What you will do
Rewrite only the lines from the start of the material through the line containing "- circle-marker: [171, 497, 185, 510]" as a JSON list of strings, one string per line, leaving out any blank lines.

Supplied material
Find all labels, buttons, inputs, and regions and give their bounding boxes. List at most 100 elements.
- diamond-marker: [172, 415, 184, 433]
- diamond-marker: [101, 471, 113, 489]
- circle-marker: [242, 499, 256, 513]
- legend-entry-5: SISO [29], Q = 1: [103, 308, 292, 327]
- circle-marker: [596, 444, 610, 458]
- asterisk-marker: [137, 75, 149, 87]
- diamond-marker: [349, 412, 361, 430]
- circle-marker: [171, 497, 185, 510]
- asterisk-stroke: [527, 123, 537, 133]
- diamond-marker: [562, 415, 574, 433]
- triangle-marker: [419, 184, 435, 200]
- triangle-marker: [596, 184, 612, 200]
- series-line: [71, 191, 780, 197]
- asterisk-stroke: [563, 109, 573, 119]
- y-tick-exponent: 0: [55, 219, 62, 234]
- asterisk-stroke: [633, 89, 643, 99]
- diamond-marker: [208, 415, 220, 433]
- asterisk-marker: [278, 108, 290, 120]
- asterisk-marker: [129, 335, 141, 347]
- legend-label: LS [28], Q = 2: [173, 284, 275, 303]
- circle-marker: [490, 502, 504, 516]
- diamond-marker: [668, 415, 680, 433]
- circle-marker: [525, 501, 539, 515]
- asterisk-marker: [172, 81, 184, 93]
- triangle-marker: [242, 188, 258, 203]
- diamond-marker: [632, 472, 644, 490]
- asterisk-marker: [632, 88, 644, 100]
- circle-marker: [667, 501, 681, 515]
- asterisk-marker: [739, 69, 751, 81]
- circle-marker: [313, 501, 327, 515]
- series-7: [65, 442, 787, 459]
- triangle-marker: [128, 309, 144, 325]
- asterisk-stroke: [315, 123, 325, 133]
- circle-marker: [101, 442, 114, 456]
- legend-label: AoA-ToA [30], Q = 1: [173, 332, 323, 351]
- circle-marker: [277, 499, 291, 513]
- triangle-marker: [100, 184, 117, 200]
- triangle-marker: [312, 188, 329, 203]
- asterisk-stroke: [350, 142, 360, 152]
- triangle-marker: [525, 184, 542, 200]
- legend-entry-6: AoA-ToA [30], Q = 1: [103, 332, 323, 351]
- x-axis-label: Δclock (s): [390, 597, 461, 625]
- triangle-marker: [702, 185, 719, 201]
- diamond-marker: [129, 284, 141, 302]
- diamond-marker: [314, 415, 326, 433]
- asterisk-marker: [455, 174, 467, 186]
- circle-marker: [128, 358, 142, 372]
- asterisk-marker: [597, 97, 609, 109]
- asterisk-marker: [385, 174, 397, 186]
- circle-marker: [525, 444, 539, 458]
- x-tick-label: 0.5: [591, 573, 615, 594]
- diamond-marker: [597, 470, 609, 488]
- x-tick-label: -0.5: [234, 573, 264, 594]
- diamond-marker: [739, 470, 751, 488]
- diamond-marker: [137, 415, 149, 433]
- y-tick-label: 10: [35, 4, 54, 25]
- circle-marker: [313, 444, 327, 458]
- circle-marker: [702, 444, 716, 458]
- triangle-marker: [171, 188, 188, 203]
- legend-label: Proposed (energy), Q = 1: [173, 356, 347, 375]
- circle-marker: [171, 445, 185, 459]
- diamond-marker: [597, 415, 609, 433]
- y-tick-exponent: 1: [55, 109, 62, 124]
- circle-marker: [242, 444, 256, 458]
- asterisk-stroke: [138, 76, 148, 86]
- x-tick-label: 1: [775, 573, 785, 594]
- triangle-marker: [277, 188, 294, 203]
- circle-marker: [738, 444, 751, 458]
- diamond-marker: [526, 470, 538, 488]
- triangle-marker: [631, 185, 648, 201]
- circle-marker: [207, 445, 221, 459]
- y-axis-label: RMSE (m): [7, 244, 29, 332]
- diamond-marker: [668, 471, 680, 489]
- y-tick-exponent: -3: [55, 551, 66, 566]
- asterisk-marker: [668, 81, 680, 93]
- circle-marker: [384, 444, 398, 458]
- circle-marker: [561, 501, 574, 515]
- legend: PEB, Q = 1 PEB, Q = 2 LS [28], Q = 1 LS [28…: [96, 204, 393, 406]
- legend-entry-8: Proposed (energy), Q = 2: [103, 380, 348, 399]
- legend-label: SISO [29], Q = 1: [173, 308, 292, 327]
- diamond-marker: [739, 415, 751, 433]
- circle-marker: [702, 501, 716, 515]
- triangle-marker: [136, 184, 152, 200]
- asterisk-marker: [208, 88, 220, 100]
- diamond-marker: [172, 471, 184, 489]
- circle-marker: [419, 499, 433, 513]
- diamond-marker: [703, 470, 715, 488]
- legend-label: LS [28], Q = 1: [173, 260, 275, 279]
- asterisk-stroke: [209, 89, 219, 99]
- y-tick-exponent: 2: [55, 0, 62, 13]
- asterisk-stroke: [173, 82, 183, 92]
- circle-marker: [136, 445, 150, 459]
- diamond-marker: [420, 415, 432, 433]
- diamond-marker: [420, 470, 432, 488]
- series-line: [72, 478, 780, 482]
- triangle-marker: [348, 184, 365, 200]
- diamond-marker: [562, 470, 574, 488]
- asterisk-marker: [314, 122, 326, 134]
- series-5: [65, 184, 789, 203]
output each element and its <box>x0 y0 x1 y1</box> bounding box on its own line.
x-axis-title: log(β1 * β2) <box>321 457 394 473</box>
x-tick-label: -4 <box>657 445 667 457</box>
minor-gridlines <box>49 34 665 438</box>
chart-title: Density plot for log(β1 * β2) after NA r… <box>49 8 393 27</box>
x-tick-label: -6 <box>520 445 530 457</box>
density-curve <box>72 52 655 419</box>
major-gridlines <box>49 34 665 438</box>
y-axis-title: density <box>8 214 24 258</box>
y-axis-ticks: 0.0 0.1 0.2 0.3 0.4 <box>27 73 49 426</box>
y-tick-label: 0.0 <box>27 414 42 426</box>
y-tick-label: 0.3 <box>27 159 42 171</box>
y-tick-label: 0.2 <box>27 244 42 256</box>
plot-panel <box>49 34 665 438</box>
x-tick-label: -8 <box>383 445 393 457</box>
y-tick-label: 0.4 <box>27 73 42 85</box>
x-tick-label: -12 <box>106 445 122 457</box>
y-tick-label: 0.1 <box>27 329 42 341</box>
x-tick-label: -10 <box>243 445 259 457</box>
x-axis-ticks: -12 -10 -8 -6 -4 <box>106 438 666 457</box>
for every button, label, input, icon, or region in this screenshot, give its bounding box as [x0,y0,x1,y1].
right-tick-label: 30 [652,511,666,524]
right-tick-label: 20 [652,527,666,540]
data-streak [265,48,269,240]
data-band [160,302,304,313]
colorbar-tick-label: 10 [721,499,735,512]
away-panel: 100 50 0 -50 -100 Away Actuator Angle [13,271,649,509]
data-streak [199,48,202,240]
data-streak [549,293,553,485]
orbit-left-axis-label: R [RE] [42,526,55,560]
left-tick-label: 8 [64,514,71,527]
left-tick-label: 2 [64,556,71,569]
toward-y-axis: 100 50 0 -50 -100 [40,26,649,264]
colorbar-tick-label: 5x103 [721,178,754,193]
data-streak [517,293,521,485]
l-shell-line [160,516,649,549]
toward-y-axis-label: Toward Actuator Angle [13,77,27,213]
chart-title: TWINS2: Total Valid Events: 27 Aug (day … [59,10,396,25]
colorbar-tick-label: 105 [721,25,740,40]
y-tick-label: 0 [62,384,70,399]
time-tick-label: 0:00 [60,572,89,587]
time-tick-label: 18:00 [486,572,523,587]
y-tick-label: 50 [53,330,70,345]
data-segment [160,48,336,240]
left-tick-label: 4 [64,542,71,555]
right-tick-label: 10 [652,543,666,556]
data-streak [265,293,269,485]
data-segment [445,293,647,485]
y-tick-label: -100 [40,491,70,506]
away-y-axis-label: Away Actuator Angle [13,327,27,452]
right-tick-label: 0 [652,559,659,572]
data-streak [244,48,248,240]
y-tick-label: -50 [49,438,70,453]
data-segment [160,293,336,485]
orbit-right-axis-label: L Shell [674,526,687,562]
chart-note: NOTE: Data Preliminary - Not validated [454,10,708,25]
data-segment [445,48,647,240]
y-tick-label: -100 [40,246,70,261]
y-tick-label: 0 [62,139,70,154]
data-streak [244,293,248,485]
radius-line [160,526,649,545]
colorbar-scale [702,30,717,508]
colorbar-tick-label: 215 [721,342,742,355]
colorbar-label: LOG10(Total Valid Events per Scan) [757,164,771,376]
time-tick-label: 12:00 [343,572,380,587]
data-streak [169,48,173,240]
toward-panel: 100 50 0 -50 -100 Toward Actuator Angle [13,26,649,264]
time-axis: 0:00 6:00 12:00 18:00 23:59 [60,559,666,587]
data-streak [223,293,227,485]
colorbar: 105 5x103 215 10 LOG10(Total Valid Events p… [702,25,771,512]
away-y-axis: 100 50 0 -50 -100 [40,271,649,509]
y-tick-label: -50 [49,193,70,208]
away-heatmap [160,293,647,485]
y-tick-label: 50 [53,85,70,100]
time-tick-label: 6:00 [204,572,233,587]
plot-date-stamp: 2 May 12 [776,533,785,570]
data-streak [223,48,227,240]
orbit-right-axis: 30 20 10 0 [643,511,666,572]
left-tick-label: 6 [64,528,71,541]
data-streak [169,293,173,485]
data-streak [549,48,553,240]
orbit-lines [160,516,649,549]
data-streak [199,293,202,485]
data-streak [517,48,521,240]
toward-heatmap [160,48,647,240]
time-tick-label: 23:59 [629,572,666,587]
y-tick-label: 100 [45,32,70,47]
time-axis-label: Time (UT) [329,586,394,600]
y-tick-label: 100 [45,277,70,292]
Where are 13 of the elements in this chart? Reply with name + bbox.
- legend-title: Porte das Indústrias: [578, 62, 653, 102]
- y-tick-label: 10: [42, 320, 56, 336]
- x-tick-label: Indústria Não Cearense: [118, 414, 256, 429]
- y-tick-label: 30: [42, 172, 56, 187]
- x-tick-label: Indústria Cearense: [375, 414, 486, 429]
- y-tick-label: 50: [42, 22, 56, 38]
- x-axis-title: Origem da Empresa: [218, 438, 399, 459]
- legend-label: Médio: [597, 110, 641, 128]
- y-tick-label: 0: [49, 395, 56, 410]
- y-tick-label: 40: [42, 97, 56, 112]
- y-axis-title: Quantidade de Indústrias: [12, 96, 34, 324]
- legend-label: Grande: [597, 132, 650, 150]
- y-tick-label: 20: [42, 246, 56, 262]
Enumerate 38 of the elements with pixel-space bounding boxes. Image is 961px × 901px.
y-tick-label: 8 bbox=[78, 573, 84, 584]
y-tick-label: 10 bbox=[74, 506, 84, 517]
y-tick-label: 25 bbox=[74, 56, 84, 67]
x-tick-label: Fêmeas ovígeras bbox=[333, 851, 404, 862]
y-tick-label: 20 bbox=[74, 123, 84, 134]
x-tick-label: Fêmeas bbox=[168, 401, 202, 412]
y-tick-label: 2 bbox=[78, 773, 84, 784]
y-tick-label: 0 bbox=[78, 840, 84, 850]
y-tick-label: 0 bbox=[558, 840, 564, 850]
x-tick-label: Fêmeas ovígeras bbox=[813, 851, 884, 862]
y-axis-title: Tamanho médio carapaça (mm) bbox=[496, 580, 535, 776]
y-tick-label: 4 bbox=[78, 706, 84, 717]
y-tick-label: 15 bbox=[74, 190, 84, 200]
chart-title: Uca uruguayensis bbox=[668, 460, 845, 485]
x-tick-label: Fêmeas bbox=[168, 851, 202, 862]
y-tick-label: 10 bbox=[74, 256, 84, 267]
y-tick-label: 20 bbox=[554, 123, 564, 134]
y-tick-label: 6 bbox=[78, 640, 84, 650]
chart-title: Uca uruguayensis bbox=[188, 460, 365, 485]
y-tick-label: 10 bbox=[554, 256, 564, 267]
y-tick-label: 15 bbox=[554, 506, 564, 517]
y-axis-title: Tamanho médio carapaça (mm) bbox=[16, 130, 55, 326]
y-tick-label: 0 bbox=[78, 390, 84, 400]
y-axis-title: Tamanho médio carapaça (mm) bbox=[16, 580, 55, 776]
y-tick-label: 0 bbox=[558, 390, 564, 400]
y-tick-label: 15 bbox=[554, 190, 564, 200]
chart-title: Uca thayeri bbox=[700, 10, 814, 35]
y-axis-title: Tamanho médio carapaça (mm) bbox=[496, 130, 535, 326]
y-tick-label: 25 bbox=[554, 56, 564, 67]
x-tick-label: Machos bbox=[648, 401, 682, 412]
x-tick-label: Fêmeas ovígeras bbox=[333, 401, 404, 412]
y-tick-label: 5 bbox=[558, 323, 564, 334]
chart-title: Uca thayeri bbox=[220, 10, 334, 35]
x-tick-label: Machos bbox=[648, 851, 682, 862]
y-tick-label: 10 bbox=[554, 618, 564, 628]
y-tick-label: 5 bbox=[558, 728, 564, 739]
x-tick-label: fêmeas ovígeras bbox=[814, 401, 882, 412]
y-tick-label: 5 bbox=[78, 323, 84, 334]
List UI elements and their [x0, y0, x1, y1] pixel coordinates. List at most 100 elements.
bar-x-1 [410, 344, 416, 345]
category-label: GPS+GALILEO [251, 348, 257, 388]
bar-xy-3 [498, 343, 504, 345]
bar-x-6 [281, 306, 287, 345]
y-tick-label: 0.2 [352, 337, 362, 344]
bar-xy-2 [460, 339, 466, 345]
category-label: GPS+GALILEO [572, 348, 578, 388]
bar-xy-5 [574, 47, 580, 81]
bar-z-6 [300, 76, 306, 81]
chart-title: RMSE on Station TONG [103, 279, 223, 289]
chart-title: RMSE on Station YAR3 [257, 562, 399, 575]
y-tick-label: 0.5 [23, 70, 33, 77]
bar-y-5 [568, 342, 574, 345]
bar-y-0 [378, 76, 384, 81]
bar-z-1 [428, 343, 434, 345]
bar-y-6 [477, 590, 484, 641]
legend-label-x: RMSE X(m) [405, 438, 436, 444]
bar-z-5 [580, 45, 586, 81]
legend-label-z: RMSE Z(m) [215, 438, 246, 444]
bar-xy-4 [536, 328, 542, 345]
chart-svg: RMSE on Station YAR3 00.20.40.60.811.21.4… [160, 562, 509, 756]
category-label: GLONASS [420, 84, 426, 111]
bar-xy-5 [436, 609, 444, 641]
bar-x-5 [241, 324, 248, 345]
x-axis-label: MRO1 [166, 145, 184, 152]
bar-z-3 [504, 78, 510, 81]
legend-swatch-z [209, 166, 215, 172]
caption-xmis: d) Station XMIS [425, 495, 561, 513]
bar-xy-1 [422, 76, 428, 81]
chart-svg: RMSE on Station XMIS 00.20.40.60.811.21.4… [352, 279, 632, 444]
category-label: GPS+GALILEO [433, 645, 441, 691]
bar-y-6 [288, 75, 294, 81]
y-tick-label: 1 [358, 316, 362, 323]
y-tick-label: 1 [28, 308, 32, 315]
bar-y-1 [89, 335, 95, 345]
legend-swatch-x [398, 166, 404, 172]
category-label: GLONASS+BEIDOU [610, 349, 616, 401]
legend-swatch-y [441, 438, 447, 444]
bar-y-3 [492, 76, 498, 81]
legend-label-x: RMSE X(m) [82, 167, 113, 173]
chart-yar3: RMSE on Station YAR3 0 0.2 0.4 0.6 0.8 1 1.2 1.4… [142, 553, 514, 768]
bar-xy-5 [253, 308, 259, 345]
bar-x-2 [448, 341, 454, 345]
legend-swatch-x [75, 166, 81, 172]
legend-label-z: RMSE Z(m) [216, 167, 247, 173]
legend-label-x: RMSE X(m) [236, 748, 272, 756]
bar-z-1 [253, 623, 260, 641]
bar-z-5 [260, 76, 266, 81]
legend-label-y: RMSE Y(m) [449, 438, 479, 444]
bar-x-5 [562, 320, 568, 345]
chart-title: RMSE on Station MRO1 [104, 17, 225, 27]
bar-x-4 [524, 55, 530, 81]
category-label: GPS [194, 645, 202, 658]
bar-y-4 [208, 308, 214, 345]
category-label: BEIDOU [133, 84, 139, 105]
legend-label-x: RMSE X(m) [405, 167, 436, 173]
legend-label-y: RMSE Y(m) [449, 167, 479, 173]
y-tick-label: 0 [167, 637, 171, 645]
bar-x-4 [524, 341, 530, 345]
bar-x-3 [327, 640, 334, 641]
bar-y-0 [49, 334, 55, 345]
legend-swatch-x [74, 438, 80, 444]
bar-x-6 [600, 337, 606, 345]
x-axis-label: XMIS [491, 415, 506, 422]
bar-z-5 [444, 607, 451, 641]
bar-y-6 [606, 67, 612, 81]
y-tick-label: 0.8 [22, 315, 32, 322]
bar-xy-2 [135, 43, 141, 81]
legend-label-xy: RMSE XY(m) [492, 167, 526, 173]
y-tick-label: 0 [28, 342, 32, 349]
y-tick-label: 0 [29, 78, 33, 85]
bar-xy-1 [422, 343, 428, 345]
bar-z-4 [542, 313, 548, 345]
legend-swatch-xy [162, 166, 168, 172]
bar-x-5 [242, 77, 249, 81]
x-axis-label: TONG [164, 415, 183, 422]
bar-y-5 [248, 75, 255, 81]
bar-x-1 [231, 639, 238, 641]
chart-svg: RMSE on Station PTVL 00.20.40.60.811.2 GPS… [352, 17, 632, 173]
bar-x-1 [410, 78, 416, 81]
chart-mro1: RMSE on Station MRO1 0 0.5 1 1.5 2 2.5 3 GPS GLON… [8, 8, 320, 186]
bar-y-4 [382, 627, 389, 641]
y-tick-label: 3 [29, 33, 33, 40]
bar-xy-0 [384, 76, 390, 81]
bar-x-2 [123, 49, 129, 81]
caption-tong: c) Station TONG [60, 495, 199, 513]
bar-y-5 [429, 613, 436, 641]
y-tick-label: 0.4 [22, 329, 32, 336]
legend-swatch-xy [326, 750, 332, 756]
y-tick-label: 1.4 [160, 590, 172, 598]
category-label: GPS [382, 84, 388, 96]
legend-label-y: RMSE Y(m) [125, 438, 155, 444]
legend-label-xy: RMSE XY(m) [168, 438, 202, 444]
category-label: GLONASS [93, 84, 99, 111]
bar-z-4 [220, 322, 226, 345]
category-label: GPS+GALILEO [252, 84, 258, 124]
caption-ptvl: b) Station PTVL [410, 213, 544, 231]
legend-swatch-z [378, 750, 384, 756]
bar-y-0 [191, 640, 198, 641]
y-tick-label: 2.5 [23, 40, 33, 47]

Exercise output
[
  "Find all labels, buttons, inputs, and regions and give their bounding boxes. List at most 100 elements.",
  "- diamond-marker: [172, 415, 184, 433]",
  "- diamond-marker: [101, 471, 113, 489]",
  "- circle-marker: [242, 499, 256, 513]",
  "- legend-entry-5: SISO [29], Q = 1: [103, 308, 292, 327]",
  "- circle-marker: [596, 444, 610, 458]",
  "- asterisk-marker: [137, 75, 149, 87]",
  "- diamond-marker: [349, 412, 361, 430]",
  "- circle-marker: [171, 497, 185, 510]"
]